DATASET EXCERPTS →
▽
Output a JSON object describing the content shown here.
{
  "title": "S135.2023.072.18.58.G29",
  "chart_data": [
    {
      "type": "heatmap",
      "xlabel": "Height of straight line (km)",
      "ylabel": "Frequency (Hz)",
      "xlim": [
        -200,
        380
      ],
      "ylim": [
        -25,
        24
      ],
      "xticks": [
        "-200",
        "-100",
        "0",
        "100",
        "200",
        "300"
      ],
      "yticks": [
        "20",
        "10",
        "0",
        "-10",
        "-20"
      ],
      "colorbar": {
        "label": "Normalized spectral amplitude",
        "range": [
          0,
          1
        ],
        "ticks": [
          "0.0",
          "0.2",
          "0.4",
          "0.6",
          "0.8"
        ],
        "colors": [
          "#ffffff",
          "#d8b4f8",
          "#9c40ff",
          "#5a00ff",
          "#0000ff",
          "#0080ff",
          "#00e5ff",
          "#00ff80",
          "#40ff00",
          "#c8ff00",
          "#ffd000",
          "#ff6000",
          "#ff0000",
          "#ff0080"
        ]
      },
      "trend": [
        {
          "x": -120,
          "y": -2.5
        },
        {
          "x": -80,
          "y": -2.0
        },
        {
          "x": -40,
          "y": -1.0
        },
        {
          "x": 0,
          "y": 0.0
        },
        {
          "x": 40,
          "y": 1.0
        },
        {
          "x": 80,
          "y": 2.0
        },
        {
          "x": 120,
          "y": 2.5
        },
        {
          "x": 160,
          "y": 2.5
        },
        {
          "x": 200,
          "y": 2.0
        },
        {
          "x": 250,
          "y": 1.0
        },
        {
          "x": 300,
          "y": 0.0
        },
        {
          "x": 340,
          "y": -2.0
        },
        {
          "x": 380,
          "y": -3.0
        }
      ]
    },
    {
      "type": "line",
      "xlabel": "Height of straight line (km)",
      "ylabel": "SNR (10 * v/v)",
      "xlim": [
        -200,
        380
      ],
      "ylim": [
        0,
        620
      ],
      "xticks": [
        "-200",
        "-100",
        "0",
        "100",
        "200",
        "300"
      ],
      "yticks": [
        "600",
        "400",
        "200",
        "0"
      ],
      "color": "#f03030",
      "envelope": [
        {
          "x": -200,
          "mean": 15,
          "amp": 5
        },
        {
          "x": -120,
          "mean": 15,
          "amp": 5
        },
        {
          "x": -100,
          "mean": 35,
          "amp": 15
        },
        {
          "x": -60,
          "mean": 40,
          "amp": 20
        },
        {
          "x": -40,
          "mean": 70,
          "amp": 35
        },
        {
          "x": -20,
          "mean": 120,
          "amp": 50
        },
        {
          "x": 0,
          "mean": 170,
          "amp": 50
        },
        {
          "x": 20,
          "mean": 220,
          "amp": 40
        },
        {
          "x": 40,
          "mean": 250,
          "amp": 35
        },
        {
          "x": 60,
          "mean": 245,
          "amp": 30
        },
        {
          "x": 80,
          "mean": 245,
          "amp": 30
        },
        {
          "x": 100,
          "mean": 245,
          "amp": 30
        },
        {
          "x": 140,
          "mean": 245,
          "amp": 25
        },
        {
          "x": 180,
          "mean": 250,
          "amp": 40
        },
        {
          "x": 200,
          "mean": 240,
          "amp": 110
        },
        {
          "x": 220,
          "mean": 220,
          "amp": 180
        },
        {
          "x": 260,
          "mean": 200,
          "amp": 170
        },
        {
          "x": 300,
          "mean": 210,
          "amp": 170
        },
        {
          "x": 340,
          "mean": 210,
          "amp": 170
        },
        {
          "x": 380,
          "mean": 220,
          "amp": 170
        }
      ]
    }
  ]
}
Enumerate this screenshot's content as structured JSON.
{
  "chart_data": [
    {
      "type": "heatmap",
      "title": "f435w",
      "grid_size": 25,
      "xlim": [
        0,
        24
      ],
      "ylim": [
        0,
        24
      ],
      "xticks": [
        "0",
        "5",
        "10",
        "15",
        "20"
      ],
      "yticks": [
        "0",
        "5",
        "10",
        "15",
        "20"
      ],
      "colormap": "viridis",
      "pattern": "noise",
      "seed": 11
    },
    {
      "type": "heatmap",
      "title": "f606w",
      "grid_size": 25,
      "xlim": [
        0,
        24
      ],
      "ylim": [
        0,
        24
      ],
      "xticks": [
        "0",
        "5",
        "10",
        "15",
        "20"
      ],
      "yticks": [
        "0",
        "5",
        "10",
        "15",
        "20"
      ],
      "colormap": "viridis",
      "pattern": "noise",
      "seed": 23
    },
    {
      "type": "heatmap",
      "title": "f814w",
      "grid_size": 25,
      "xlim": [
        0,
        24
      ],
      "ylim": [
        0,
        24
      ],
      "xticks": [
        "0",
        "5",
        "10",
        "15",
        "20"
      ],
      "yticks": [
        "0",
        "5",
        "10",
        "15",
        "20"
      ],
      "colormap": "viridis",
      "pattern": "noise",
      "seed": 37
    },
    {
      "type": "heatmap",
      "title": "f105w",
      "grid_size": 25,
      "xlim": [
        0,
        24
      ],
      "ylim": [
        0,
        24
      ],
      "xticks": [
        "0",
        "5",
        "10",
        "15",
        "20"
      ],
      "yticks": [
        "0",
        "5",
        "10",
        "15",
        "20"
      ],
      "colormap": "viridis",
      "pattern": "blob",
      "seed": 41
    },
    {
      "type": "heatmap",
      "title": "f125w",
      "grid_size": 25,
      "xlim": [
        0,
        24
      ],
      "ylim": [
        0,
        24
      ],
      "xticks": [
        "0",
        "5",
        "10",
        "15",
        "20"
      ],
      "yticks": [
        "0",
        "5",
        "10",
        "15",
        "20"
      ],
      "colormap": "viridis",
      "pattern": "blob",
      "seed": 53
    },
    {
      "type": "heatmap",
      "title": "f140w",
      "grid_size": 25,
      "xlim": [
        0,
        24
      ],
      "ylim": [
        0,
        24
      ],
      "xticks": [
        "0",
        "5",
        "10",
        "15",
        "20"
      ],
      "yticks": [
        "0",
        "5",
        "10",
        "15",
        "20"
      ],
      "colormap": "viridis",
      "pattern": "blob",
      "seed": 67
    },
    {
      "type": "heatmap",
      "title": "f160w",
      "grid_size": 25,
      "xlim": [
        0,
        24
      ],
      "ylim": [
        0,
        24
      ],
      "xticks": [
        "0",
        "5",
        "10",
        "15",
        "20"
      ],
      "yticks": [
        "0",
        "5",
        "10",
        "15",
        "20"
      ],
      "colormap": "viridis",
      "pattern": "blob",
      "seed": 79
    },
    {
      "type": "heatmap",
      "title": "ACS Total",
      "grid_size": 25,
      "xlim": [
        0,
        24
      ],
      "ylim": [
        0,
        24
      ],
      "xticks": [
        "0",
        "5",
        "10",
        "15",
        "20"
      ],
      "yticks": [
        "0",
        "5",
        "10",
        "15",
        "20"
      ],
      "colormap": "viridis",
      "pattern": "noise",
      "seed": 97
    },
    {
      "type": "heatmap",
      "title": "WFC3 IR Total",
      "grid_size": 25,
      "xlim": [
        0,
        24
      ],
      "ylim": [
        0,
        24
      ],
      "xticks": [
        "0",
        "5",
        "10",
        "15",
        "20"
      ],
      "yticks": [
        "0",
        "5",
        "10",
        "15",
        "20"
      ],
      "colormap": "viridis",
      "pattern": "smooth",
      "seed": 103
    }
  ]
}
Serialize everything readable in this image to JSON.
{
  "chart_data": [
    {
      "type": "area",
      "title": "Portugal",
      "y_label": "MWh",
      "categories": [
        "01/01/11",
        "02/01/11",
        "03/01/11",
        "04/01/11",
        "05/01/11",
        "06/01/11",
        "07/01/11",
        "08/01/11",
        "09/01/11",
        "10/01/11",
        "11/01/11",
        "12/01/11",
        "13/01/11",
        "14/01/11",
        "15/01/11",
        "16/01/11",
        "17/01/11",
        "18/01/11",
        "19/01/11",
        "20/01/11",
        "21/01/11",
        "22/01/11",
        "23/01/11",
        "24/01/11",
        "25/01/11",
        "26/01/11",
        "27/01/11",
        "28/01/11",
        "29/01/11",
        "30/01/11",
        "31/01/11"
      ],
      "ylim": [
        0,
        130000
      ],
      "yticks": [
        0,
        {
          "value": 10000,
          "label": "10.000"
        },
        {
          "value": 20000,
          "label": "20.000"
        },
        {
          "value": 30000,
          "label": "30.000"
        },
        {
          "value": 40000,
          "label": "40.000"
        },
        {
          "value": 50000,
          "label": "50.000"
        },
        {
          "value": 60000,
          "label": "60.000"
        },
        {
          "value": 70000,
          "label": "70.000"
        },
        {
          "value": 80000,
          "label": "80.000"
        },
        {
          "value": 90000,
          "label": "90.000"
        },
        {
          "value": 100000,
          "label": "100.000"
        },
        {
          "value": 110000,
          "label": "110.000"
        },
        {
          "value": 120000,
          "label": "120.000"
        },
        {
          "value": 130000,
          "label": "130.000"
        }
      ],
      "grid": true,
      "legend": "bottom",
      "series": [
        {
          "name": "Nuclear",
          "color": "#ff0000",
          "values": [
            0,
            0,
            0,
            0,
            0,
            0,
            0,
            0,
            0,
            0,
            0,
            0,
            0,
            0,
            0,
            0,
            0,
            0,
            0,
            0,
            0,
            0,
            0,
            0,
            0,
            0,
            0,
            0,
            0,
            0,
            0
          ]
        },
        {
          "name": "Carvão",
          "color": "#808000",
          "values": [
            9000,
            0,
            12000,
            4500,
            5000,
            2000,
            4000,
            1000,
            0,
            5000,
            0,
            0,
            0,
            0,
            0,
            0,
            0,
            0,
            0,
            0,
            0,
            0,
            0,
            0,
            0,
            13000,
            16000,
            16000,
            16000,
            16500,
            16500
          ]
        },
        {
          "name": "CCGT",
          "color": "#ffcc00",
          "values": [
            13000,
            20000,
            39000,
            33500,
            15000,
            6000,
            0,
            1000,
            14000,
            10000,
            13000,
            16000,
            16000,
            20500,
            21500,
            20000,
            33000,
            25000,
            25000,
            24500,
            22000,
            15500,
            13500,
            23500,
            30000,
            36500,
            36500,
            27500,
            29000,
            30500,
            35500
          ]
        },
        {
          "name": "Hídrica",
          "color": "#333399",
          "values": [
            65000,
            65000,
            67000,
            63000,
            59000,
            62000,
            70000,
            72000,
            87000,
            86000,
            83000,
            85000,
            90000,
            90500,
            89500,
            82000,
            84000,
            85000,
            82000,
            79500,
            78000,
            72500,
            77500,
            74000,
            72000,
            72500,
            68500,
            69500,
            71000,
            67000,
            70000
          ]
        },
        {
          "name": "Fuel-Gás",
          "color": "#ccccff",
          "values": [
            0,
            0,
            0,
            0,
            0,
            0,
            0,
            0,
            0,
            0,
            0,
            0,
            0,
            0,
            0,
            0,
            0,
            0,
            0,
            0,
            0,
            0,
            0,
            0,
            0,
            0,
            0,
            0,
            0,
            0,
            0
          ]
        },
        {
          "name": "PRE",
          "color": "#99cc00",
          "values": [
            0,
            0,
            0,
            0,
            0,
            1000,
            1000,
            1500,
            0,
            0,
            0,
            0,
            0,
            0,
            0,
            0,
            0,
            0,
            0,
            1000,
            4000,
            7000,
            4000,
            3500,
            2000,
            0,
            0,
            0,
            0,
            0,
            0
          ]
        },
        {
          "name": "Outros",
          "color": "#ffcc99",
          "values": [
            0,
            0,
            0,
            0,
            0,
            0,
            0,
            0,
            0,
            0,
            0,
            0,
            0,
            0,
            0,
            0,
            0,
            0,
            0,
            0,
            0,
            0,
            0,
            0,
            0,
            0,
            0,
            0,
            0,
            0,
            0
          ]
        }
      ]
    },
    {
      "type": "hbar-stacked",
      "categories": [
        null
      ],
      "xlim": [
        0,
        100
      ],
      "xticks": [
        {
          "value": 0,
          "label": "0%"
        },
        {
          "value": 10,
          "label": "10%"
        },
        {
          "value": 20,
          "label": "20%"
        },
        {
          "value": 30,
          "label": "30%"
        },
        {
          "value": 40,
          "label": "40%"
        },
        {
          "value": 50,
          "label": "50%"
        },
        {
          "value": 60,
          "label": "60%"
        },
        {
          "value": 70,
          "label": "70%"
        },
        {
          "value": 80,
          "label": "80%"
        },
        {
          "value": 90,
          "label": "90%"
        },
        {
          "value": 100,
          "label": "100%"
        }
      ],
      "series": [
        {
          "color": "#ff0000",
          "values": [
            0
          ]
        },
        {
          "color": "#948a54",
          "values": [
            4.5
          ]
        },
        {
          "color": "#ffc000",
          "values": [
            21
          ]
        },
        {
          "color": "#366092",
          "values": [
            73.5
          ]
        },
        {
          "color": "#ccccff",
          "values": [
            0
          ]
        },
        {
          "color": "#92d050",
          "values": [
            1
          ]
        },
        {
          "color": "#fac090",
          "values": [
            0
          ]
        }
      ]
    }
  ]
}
△
WRITTEN INSTRUCTION →
Pull out all lines from the entries above in which the word "this" appears.

EXERCISE SOLUTION →
Enumerate this screenshot's content as structured JSON.
Serialize everything readable in this image to JSON.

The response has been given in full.